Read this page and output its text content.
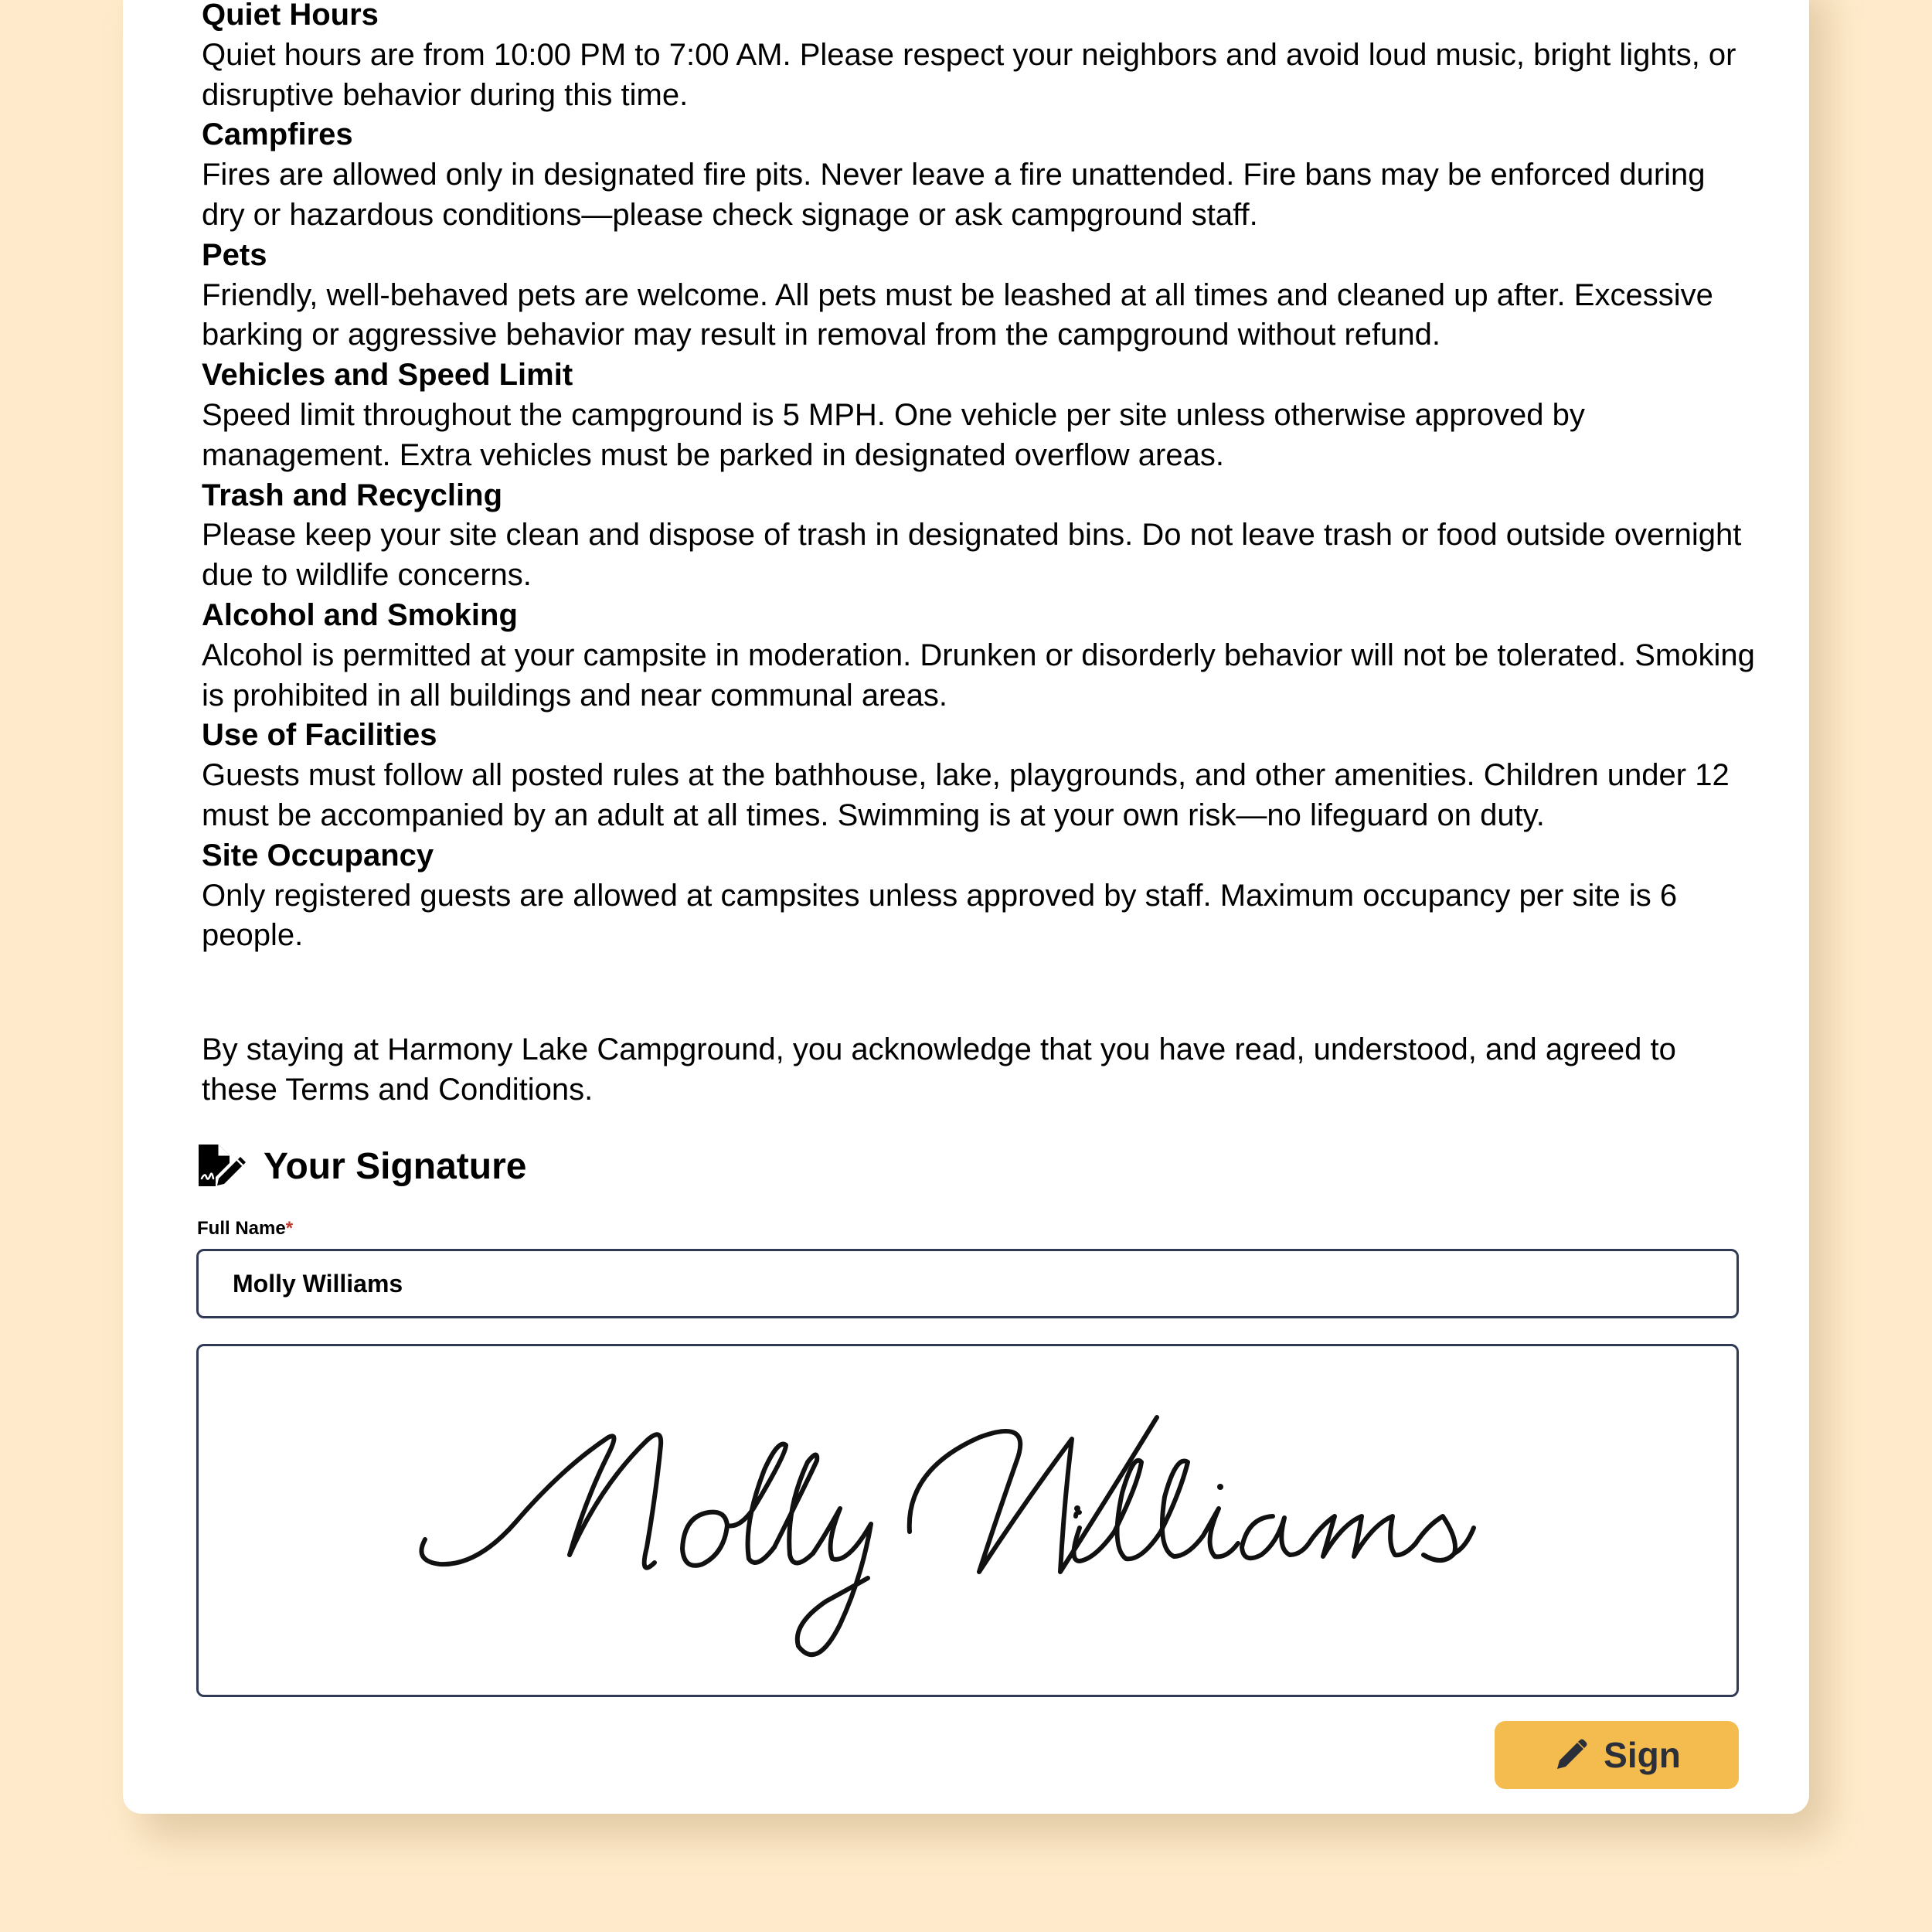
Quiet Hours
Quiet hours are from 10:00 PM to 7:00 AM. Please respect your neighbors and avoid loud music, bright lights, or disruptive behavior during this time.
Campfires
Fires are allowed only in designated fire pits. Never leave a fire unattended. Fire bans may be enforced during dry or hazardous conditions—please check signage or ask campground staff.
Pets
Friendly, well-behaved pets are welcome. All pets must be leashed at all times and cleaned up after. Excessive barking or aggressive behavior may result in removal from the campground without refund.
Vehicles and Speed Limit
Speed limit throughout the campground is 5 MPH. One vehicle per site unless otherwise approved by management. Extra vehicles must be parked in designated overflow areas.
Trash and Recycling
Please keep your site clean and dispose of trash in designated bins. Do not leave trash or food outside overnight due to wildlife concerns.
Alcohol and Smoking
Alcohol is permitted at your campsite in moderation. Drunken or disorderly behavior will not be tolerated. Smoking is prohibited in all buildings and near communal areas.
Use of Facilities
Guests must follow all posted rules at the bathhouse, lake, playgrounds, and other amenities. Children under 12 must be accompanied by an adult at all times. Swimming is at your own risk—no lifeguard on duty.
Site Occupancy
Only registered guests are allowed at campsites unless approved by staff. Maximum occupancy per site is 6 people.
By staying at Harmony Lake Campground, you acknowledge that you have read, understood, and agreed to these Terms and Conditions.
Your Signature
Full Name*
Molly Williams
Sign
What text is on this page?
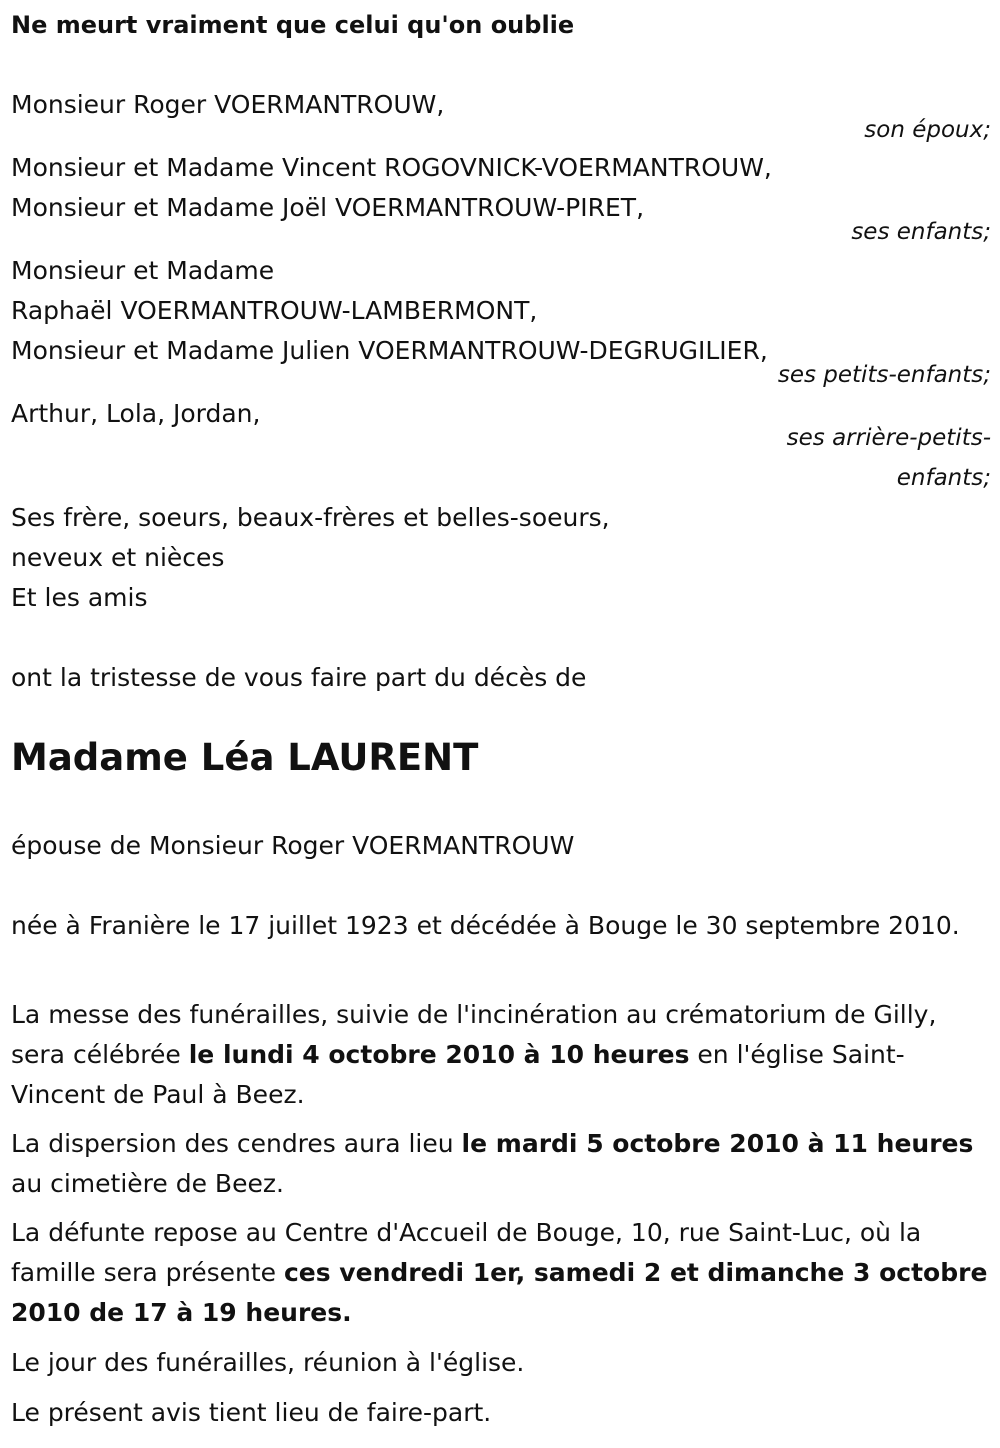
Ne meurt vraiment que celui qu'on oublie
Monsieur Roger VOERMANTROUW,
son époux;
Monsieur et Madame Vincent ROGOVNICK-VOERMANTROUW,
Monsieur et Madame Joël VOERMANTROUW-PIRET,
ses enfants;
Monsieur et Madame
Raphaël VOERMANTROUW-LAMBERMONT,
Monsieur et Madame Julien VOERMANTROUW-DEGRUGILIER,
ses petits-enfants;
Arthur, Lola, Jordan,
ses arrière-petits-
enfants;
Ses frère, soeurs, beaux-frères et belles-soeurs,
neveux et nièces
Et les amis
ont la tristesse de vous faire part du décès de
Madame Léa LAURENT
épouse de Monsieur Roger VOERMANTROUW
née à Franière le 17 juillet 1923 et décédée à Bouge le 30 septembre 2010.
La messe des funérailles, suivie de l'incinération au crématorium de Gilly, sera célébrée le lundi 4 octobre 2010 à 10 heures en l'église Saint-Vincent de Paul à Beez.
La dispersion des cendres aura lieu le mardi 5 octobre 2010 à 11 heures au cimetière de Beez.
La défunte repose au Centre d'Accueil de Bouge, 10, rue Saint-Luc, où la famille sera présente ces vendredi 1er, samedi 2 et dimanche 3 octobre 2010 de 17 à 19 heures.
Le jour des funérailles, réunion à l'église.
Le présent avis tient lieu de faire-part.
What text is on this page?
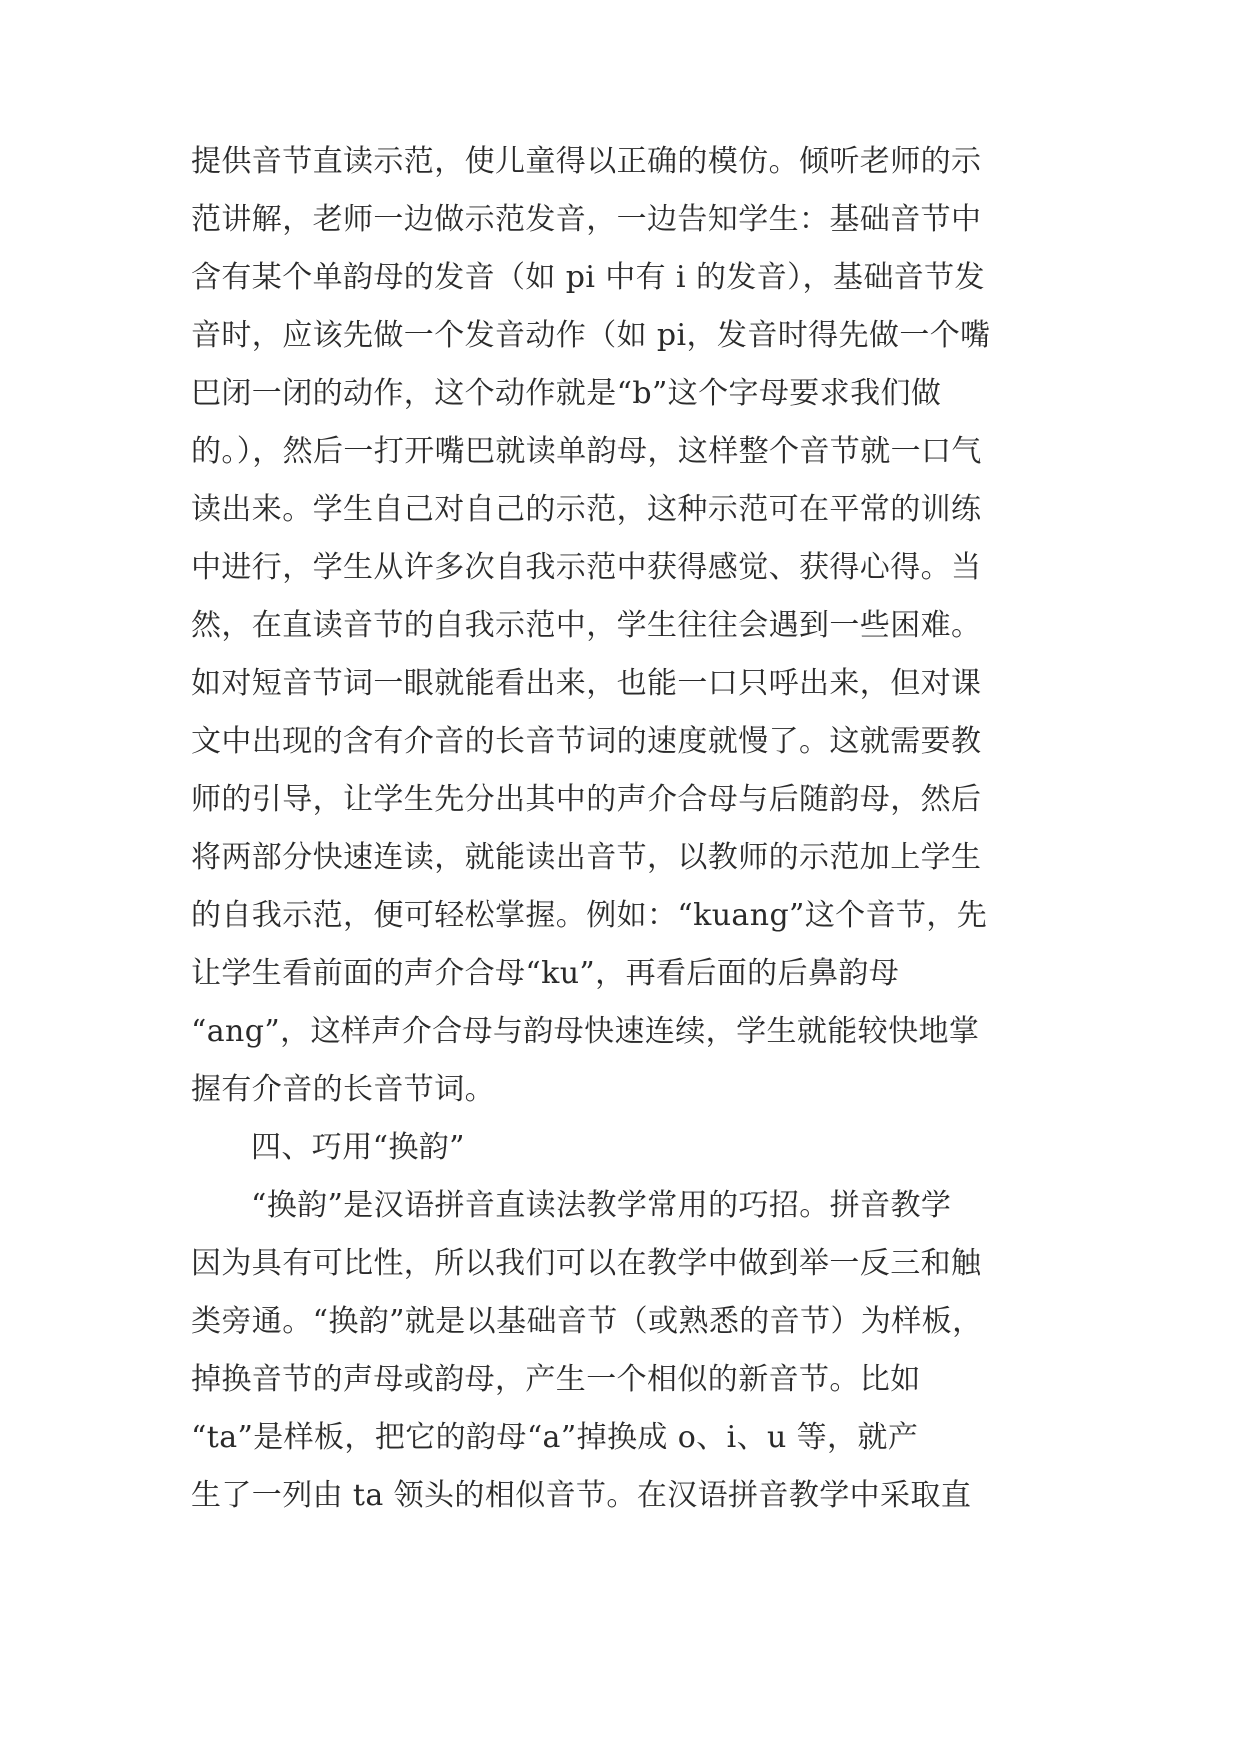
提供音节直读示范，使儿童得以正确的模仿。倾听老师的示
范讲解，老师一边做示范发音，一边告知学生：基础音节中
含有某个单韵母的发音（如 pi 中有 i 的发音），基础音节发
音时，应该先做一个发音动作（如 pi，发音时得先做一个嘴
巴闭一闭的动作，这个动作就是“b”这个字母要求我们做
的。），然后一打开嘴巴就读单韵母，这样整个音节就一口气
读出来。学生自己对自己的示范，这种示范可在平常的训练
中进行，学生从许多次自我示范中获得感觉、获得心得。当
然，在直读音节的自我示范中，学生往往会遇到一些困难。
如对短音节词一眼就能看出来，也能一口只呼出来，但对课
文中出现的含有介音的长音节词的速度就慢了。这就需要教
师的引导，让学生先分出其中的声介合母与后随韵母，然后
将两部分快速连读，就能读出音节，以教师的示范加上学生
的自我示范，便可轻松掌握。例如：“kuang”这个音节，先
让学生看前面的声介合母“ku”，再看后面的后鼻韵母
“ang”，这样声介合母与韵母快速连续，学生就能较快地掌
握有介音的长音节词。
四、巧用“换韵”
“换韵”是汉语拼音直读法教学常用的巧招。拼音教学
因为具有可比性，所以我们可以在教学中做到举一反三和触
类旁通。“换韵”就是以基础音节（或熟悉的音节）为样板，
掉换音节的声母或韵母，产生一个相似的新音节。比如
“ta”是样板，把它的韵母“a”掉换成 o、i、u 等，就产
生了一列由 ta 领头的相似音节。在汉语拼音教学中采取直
# # # #
# Short problem:
Transcribe every record above exactly, leaving out the pictures.

# Result:
Read this page and output its text content.
Quiet Hours
Quiet hours are from 10:00 PM to 7:00 AM. Please respect your neighbors and avoid loud music, bright lights, or disruptive behavior during this time.
Campfires
Fires are allowed only in designated fire pits. Never leave a fire unattended. Fire bans may be enforced during dry or hazardous conditions—please check signage or ask campground staff.
Pets
Friendly, well-behaved pets are welcome. All pets must be leashed at all times and cleaned up after. Excessive barking or aggressive behavior may result in removal from the campground without refund.
Vehicles and Speed Limit
Speed limit throughout the campground is 5 MPH. One vehicle per site unless otherwise approved by management. Extra vehicles must be parked in designated overflow areas.
Trash and Recycling
Please keep your site clean and dispose of trash in designated bins. Do not leave trash or food outside overnight due to wildlife concerns.
Alcohol and Smoking
Alcohol is permitted at your campsite in moderation. Drunken or disorderly behavior will not be tolerated. Smoking is prohibited in all buildings and near communal areas.
Use of Facilities
Guests must follow all posted rules at the bathhouse, lake, playgrounds, and other amenities. Children under 12 must be accompanied by an adult at all times. Swimming is at your own risk—no lifeguard on duty.
Site Occupancy
Only registered guests are allowed at campsites unless approved by staff. Maximum occupancy per site is 6 people.
By staying at Harmony Lake Campground, you acknowledge that you have read, understood, and agreed to these Terms and Conditions.
Your Signature
Full Name*
Molly Williams
Sign
What text is on this page?
Ne meurt vraiment que celui qu'on oublie
Monsieur Roger VOERMANTROUW,
son époux;
Monsieur et Madame Vincent ROGOVNICK-VOERMANTROUW,
Monsieur et Madame Joël VOERMANTROUW-PIRET,
ses enfants;
Monsieur et Madame
Raphaël VOERMANTROUW-LAMBERMONT,
Monsieur et Madame Julien VOERMANTROUW-DEGRUGILIER,
ses petits-enfants;
Arthur, Lola, Jordan,
ses arrière-petits-
enfants;
Ses frère, soeurs, beaux-frères et belles-soeurs,
neveux et nièces
Et les amis
ont la tristesse de vous faire part du décès de
Madame Léa LAURENT
épouse de Monsieur Roger VOERMANTROUW
née à Franière le 17 juillet 1923 et décédée à Bouge le 30 septembre 2010.
La messe des funérailles, suivie de l'incinération au crématorium de Gilly, sera célébrée le lundi 4 octobre 2010 à 10 heures en l'église Saint-Vincent de Paul à Beez.
La dispersion des cendres aura lieu le mardi 5 octobre 2010 à 11 heures au cimetière de Beez.
La défunte repose au Centre d'Accueil de Bouge, 10, rue Saint-Luc, où la famille sera présente ces vendredi 1er, samedi 2 et dimanche 3 octobre 2010 de 17 à 19 heures.
Le jour des funérailles, réunion à l'église.
Le présent avis tient lieu de faire-part.
What text is on this page?
提供音节直读示范，使儿童得以正确的模仿。倾听老师的示
范讲解，老师一边做示范发音，一边告知学生：基础音节中
含有某个单韵母的发音（如 pi 中有 i 的发音），基础音节发
音时，应该先做一个发音动作（如 pi，发音时得先做一个嘴
巴闭一闭的动作，这个动作就是“b”这个字母要求我们做
的。），然后一打开嘴巴就读单韵母，这样整个音节就一口气
读出来。学生自己对自己的示范，这种示范可在平常的训练
中进行，学生从许多次自我示范中获得感觉、获得心得。当
然，在直读音节的自我示范中，学生往往会遇到一些困难。
如对短音节词一眼就能看出来，也能一口只呼出来，但对课
文中出现的含有介音的长音节词的速度就慢了。这就需要教
师的引导，让学生先分出其中的声介合母与后随韵母，然后
将两部分快速连读，就能读出音节，以教师的示范加上学生
的自我示范，便可轻松掌握。例如：“kuang”这个音节，先
让学生看前面的声介合母“ku”，再看后面的后鼻韵母
“ang”，这样声介合母与韵母快速连续，学生就能较快地掌
握有介音的长音节词。
四、巧用“换韵”
“换韵”是汉语拼音直读法教学常用的巧招。拼音教学
因为具有可比性，所以我们可以在教学中做到举一反三和触
类旁通。“换韵”就是以基础音节（或熟悉的音节）为样板，
掉换音节的声母或韵母，产生一个相似的新音节。比如
“ta”是样板，把它的韵母“a”掉换成 o、i、u 等，就产
生了一列由 ta 领头的相似音节。在汉语拼音教学中采取直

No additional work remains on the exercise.